**DIRECTIONS FOR THIS TASK:** Below are some records. Copy every line in them that holds "Description".

--

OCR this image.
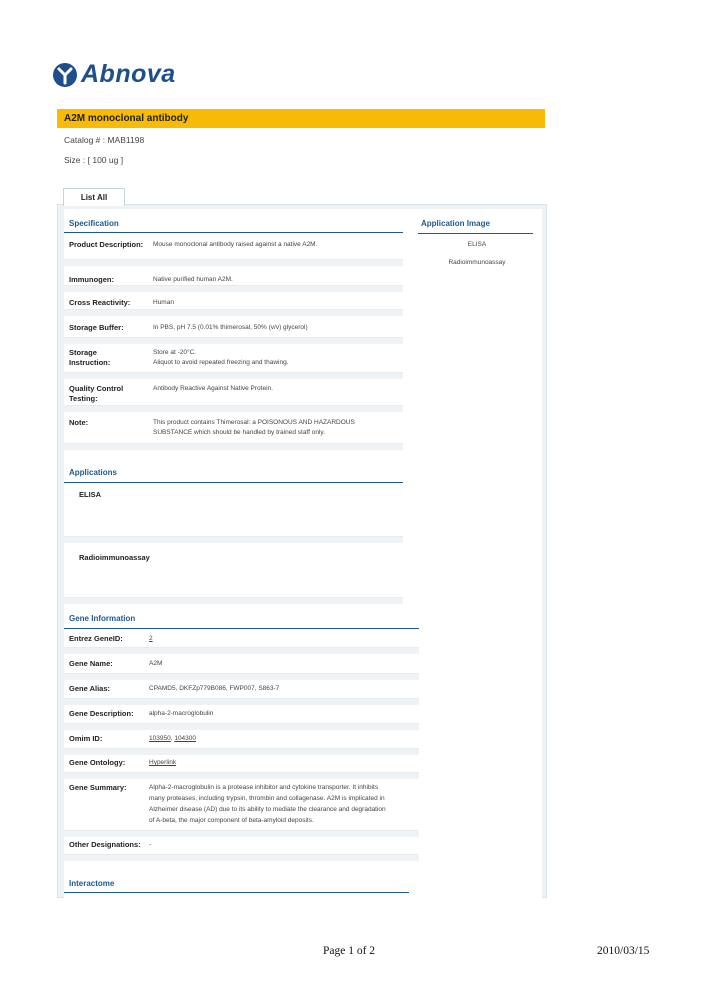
Abnova
A2M monoclonal antibody
Catalog # : MAB1198
Size : [ 100 ug ]
List All
Specification
Product Description:	Mouse monoclonal antibody raised against a native A2M.
Immunogen:	Native purified human A2M.
Cross Reactivity:	Human
Storage Buffer:	In PBS, pH 7.5 (0.01% thimerosal, 50% (v/v) glycerol)
Storage Instruction:
Store at -20°C.
Aliquot to avoid repeated freezing and thawing.
Quality Control Testing:
Antibody Reactive Against Native Protein.
Note:	This product contains Thimerosal: a POISONOUS AND HAZARDOUS
SUBSTANCE which should be handled by trained staff only.
Application Image
ELISA
Radioimmunoassay
Applications
ELISA
Radioimmunoassay
Gene Information
Entrez GeneID:	2
Gene Name:	A2M
Gene Alias:	CPAMD5, DKFZp779B086, FWP007, S863-7
Gene Description: alpha-2-macroglobulin
Omim ID:	103950, 104300
Gene Ontology:	Hyperlink
Gene Summary:	Alpha-2-macroglobulin is a protease inhibitor and cytokine transporter. It inhibits
many proteases, including trypsin, thrombin and collagenase. A2M is implicated in
Alzheimer disease (AD) due to its ability to mediate the clearance and degradation
of A-beta, the major component of beta-amyloid deposits.
Other Designations: -
Interactome
Page 1 of 2	2010/03/15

--

**EXPECTED ANSWER:**
Product Description:	Mouse monoclonal antibody raised against a native A2M.
Gene Description: alpha-2-macroglobulin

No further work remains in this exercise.